Provided records:
----------------

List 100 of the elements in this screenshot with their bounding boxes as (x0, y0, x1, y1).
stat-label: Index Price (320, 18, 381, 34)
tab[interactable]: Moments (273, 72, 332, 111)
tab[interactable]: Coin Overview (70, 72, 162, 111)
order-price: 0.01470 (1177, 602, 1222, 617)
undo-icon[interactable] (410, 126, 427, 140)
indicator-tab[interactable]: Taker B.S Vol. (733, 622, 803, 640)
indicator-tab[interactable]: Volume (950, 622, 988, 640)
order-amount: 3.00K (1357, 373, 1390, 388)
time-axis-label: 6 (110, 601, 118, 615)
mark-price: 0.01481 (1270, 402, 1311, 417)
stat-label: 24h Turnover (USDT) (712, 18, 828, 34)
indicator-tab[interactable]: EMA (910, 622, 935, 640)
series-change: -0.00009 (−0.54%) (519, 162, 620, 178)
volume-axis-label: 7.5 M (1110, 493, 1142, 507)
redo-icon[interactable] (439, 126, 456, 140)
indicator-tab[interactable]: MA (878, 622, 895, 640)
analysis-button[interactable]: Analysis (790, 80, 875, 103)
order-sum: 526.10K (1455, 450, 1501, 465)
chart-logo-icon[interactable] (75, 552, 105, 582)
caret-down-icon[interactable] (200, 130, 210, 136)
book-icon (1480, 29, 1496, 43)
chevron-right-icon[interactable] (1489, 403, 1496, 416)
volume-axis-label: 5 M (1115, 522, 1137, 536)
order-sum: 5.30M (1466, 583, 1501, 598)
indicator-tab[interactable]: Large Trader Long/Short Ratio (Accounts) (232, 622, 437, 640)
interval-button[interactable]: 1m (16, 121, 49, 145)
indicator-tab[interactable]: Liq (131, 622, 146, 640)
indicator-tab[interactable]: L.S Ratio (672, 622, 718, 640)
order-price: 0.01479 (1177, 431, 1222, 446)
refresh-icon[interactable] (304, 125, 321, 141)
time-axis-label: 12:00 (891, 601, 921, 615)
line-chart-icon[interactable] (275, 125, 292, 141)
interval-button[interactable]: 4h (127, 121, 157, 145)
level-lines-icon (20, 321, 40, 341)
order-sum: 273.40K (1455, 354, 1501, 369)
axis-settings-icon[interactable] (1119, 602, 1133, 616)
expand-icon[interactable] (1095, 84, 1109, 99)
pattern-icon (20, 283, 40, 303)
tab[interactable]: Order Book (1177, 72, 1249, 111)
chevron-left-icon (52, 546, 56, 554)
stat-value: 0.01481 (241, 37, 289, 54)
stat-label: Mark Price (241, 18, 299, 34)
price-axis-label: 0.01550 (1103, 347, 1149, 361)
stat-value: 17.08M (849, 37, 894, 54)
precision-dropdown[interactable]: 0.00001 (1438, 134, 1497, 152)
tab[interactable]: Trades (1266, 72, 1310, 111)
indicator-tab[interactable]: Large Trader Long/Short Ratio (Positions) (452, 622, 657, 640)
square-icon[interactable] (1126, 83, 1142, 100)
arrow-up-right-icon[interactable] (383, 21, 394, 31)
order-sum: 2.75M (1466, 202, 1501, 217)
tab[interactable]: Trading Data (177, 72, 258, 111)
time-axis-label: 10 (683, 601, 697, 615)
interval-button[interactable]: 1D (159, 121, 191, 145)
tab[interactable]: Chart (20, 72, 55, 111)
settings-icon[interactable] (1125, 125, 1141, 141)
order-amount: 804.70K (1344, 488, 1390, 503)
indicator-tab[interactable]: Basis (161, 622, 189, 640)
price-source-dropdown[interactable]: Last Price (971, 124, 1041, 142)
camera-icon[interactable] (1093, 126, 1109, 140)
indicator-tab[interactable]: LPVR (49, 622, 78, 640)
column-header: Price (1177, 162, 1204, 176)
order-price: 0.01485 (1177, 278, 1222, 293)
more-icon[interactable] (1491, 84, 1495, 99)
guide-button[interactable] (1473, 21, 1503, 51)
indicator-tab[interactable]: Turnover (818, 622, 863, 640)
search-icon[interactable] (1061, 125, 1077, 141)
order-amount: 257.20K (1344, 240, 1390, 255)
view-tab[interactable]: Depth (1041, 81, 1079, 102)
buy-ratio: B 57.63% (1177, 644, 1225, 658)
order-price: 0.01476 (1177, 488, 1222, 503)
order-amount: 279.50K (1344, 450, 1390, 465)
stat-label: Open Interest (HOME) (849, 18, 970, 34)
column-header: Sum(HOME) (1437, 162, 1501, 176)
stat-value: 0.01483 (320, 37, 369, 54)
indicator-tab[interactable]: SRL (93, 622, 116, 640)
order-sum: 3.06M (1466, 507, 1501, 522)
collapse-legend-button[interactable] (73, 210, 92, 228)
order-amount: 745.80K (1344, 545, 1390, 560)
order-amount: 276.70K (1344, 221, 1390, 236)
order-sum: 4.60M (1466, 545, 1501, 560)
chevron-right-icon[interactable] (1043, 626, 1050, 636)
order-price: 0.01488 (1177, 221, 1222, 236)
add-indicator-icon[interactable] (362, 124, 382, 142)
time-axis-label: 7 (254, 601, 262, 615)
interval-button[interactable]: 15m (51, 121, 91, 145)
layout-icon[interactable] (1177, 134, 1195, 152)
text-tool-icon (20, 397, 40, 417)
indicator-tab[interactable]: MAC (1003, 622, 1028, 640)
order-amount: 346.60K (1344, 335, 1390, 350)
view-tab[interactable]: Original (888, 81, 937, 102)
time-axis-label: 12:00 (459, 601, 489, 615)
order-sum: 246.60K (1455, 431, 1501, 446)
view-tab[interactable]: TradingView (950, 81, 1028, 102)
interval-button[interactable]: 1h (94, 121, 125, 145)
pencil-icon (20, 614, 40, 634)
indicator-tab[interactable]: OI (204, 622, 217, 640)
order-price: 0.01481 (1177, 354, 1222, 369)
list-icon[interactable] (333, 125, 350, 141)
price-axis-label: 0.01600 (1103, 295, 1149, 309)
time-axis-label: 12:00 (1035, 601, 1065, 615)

----------------

Rewrite the lines above, changing every "order-sum" to "order-total" and leaving everything else as it is.

List 100 of the elements in this screenshot with their bounding boxes as (x0, y0, x1, y1).
stat-label: Index Price (320, 18, 381, 34)
tab[interactable]: Moments (273, 72, 332, 111)
tab[interactable]: Coin Overview (70, 72, 162, 111)
order-price: 0.01470 (1177, 602, 1222, 617)
undo-icon[interactable] (410, 126, 427, 140)
indicator-tab[interactable]: Taker B.S Vol. (733, 622, 803, 640)
indicator-tab[interactable]: Volume (950, 622, 988, 640)
order-amount: 3.00K (1357, 373, 1390, 388)
time-axis-label: 6 (110, 601, 118, 615)
mark-price: 0.01481 (1270, 402, 1311, 417)
stat-label: 24h Turnover (USDT) (712, 18, 828, 34)
indicator-tab[interactable]: EMA (910, 622, 935, 640)
series-change: -0.00009 (−0.54%) (519, 162, 620, 178)
volume-axis-label: 7.5 M (1110, 493, 1142, 507)
redo-icon[interactable] (439, 126, 456, 140)
indicator-tab[interactable]: MA (878, 622, 895, 640)
analysis-button[interactable]: Analysis (790, 80, 875, 103)
order-total: 526.10K (1455, 450, 1501, 465)
chart-logo-icon[interactable] (75, 552, 105, 582)
caret-down-icon[interactable] (200, 130, 210, 136)
book-icon (1480, 29, 1496, 43)
chevron-right-icon[interactable] (1489, 403, 1496, 416)
volume-axis-label: 5 M (1115, 522, 1137, 536)
order-total: 5.30M (1466, 583, 1501, 598)
indicator-tab[interactable]: Large Trader Long/Short Ratio (Accounts) (232, 622, 437, 640)
interval-button[interactable]: 1m (16, 121, 49, 145)
indicator-tab[interactable]: Liq (131, 622, 146, 640)
indicator-tab[interactable]: L.S Ratio (672, 622, 718, 640)
order-price: 0.01479 (1177, 431, 1222, 446)
refresh-icon[interactable] (304, 125, 321, 141)
time-axis-label: 12:00 (891, 601, 921, 615)
line-chart-icon[interactable] (275, 125, 292, 141)
interval-button[interactable]: 4h (127, 121, 157, 145)
level-lines-icon (20, 321, 40, 341)
order-total: 273.40K (1455, 354, 1501, 369)
axis-settings-icon[interactable] (1119, 602, 1133, 616)
expand-icon[interactable] (1095, 84, 1109, 99)
pattern-icon (20, 283, 40, 303)
tab[interactable]: Order Book (1177, 72, 1249, 111)
chevron-left-icon (52, 546, 56, 554)
stat-value: 0.01481 (241, 37, 289, 54)
stat-label: Mark Price (241, 18, 299, 34)
price-axis-label: 0.01550 (1103, 347, 1149, 361)
stat-value: 17.08M (849, 37, 894, 54)
precision-dropdown[interactable]: 0.00001 (1438, 134, 1497, 152)
tab[interactable]: Trades (1266, 72, 1310, 111)
indicator-tab[interactable]: Large Trader Long/Short Ratio (Positions) (452, 622, 657, 640)
square-icon[interactable] (1126, 83, 1142, 100)
arrow-up-right-icon[interactable] (383, 21, 394, 31)
order-total: 2.75M (1466, 202, 1501, 217)
tab[interactable]: Trading Data (177, 72, 258, 111)
time-axis-label: 10 (683, 601, 697, 615)
interval-button[interactable]: 1D (159, 121, 191, 145)
tab[interactable]: Chart (20, 72, 55, 111)
settings-icon[interactable] (1125, 125, 1141, 141)
order-amount: 804.70K (1344, 488, 1390, 503)
indicator-tab[interactable]: Basis (161, 622, 189, 640)
price-source-dropdown[interactable]: Last Price (971, 124, 1041, 142)
camera-icon[interactable] (1093, 126, 1109, 140)
indicator-tab[interactable]: LPVR (49, 622, 78, 640)
column-header: Price (1177, 162, 1204, 176)
order-price: 0.01485 (1177, 278, 1222, 293)
more-icon[interactable] (1491, 84, 1495, 99)
guide-button[interactable] (1473, 21, 1503, 51)
indicator-tab[interactable]: Turnover (818, 622, 863, 640)
search-icon[interactable] (1061, 125, 1077, 141)
order-amount: 257.20K (1344, 240, 1390, 255)
view-tab[interactable]: Depth (1041, 81, 1079, 102)
buy-ratio: B 57.63% (1177, 644, 1225, 658)
order-price: 0.01476 (1177, 488, 1222, 503)
order-amount: 279.50K (1344, 450, 1390, 465)
stat-label: Open Interest (HOME) (849, 18, 970, 34)
column-header: Sum(HOME) (1437, 162, 1501, 176)
stat-value: 0.01483 (320, 37, 369, 54)
indicator-tab[interactable]: SRL (93, 622, 116, 640)
order-total: 3.06M (1466, 507, 1501, 522)
collapse-legend-button[interactable] (73, 210, 92, 228)
order-amount: 745.80K (1344, 545, 1390, 560)
order-amount: 276.70K (1344, 221, 1390, 236)
order-total: 4.60M (1466, 545, 1501, 560)
chevron-right-icon[interactable] (1043, 626, 1050, 636)
order-price: 0.01488 (1177, 221, 1222, 236)
add-indicator-icon[interactable] (362, 124, 382, 142)
time-axis-label: 7 (254, 601, 262, 615)
interval-button[interactable]: 15m (51, 121, 91, 145)
layout-icon[interactable] (1177, 134, 1195, 152)
text-tool-icon (20, 397, 40, 417)
indicator-tab[interactable]: MAC (1003, 622, 1028, 640)
order-amount: 346.60K (1344, 335, 1390, 350)
view-tab[interactable]: Original (888, 81, 937, 102)
time-axis-label: 12:00 (459, 601, 489, 615)
order-total: 246.60K (1455, 431, 1501, 446)
view-tab[interactable]: TradingView (950, 81, 1028, 102)
interval-button[interactable]: 1h (94, 121, 125, 145)
pencil-icon (20, 614, 40, 634)
indicator-tab[interactable]: OI (204, 622, 217, 640)
order-price: 0.01481 (1177, 354, 1222, 369)
list-icon[interactable] (333, 125, 350, 141)
price-axis-label: 0.01600 (1103, 295, 1149, 309)
time-axis-label: 12:00 (1035, 601, 1065, 615)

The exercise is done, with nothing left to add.